GIVEN INSTRUCTION: Using the material below, work out how many lines contain the word "редакции". Reply with the number and nothing more.

▼

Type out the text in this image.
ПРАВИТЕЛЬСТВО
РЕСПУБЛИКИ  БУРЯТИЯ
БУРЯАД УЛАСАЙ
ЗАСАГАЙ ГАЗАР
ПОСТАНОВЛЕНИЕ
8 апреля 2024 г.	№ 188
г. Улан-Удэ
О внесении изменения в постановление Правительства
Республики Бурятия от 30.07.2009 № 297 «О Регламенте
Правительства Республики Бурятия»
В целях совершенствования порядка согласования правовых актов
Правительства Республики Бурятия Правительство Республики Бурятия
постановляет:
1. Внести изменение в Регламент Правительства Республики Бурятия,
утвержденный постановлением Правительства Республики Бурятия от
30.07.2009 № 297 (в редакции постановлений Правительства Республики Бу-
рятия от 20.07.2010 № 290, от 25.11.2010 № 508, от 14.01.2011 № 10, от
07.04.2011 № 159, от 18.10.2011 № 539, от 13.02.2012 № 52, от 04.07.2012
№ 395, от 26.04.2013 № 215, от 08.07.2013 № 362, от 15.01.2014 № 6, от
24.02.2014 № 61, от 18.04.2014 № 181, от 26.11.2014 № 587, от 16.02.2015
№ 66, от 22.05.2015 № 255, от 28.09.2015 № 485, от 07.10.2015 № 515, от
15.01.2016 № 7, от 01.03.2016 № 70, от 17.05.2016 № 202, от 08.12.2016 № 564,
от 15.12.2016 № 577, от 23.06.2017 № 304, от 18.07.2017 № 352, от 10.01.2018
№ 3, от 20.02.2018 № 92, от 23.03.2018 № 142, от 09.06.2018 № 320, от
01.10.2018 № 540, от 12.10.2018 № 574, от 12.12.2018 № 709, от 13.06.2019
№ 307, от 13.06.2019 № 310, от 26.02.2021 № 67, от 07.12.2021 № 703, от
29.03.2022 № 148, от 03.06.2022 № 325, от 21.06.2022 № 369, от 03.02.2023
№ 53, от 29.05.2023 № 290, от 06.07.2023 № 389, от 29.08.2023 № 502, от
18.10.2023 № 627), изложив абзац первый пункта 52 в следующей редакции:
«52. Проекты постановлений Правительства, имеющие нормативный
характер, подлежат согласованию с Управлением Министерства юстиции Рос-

▲

CORRECT OUTPUT: 2